WHAT NEEDS TO BE DONE — Output the material word for word. Leave each picture out.

MATERIAL —
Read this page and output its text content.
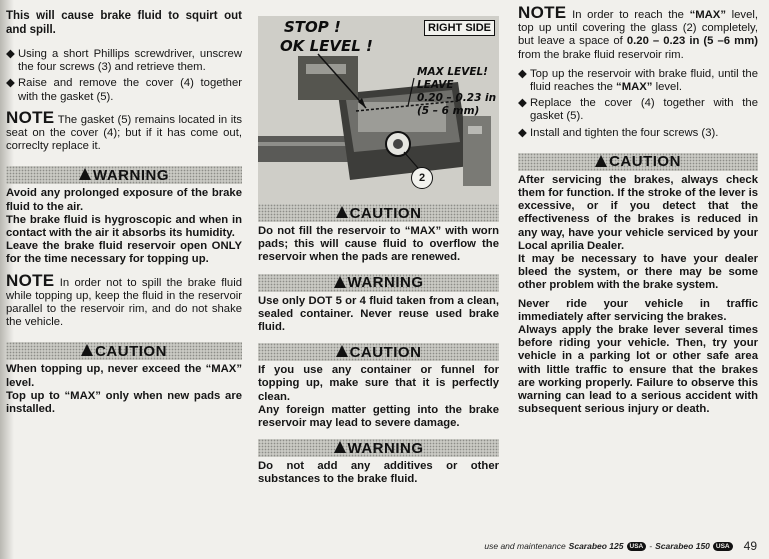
This will cause brake fluid to squirt out and spill.

◆ Using a short Phillips screwdriver, unscrew the four screws (3) and retrieve them.

◆ Raise and remove the cover (4) together with the gasket (5).

NOTE The gasket (5) remains located in its seat on the cover (4); but if it has come out, correclty replace it.

WARNING

Avoid any prolonged exposure of the brake fluid to the air.

The brake fluid is hygroscopic and when in contact with the air it absorbs its humidity.

Leave the brake fluid reservoir open ONLY for the time necessary for topping up.

NOTE In order not to spill the brake fluid while topping up, keep the fluid in the reservoir parallel to the reservoir rim, and do not shake the vehicle.

CAUTION

When topping up, never exceed the “MAX” level.

Top up to “MAX” only when new pads are installed.

STOP !
OK LEVEL !
RIGHT SIDE
MAX LEVEL!
LEAVE
0.20 – 0.23 in
(5 – 6 mm)
2
CAUTION

Do not fill the reservoir to “MAX” with worn pads; this will cause fluid to overflow the reservoir when the pads are renewed.

WARNING

Use only DOT 5 or 4 fluid taken from a clean, sealed container. Never reuse used brake fluid.

CAUTION

If you use any container or funnel for topping up, make sure that it is perfectly clean.

Any foreign matter getting into the brake reservoir may lead to severe damage.

WARNING

Do not add any additives or other substances to the brake fluid.

NOTE In order to reach the “MAX” level, top up until covering the glass (2) completely, but leave a space of 0.20 – 0.23 in (5 –6 mm) from the brake fluid reservoir rim.

◆ Top up the reservoir with brake fluid, until the fluid reaches the “MAX” level.

◆ Replace the cover (4) together with the gasket (5).

◆ Install and tighten the four screws (3).

CAUTION

After servicing the brakes, always check them for function. If the stroke of the lever is excessive, or if you detect that the effectiveness of the brakes is reduced in any way, have your vehicle serviced by your Local aprilia Dealer.

It may be necessary to have your dealer bleed the system, or there may be some other problem with the brake system.

Never ride your vehicle in traffic immediately after servicing the brakes.

Always apply the brake lever several times before riding your vehicle. Then, try your vehicle in a parking lot or other safe area with little traffic to ensure that the brakes are working properly. Failure to observe this warning can lead to a serious accident with subsequent serious injury or death.

use and maintenance Scarabeo 125 USA - Scarabeo 150 USA 49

REPLY —
Read this page and output its text content.
This will cause brake fluid to squirt out and spill.

◆ Using a short Phillips screwdriver, unscrew the four screws (3) and retrieve them.

◆ Raise and remove the cover (4) together with the gasket (5).

NOTE The gasket (5) remains located in its seat on the cover (4); but if it has come out, correclty replace it.

WARNING

Avoid any prolonged exposure of the brake fluid to the air.

The brake fluid is hygroscopic and when in contact with the air it absorbs its humidity.

Leave the brake fluid reservoir open ONLY for the time necessary for topping up.

NOTE In order not to spill the brake fluid while topping up, keep the fluid in the reservoir parallel to the reservoir rim, and do not shake the vehicle.

CAUTION

When topping up, never exceed the “MAX” level.

Top up to “MAX” only when new pads are installed.

STOP !
OK LEVEL !
RIGHT SIDE
MAX LEVEL!
LEAVE
0.20 – 0.23 in
(5 – 6 mm)
2
CAUTION

Do not fill the reservoir to “MAX” with worn pads; this will cause fluid to overflow the reservoir when the pads are renewed.

WARNING

Use only DOT 5 or 4 fluid taken from a clean, sealed container. Never reuse used brake fluid.

CAUTION

If you use any container or funnel for topping up, make sure that it is perfectly clean.

Any foreign matter getting into the brake reservoir may lead to severe damage.

WARNING

Do not add any additives or other substances to the brake fluid.

NOTE In order to reach the “MAX” level, top up until covering the glass (2) completely, but leave a space of 0.20 – 0.23 in (5 –6 mm) from the brake fluid reservoir rim.

◆ Top up the reservoir with brake fluid, until the fluid reaches the “MAX” level.

◆ Replace the cover (4) together with the gasket (5).

◆ Install and tighten the four screws (3).

CAUTION

After servicing the brakes, always check them for function. If the stroke of the lever is excessive, or if you detect that the effectiveness of the brakes is reduced in any way, have your vehicle serviced by your Local aprilia Dealer.

It may be necessary to have your dealer bleed the system, or there may be some other problem with the brake system.

Never ride your vehicle in traffic immediately after servicing the brakes.

Always apply the brake lever several times before riding your vehicle. Then, try your vehicle in a parking lot or other safe area with little traffic to ensure that the brakes are working properly. Failure to observe this warning can lead to a serious accident with subsequent serious injury or death.

use and maintenance Scarabeo 125 USA - Scarabeo 150 USA 49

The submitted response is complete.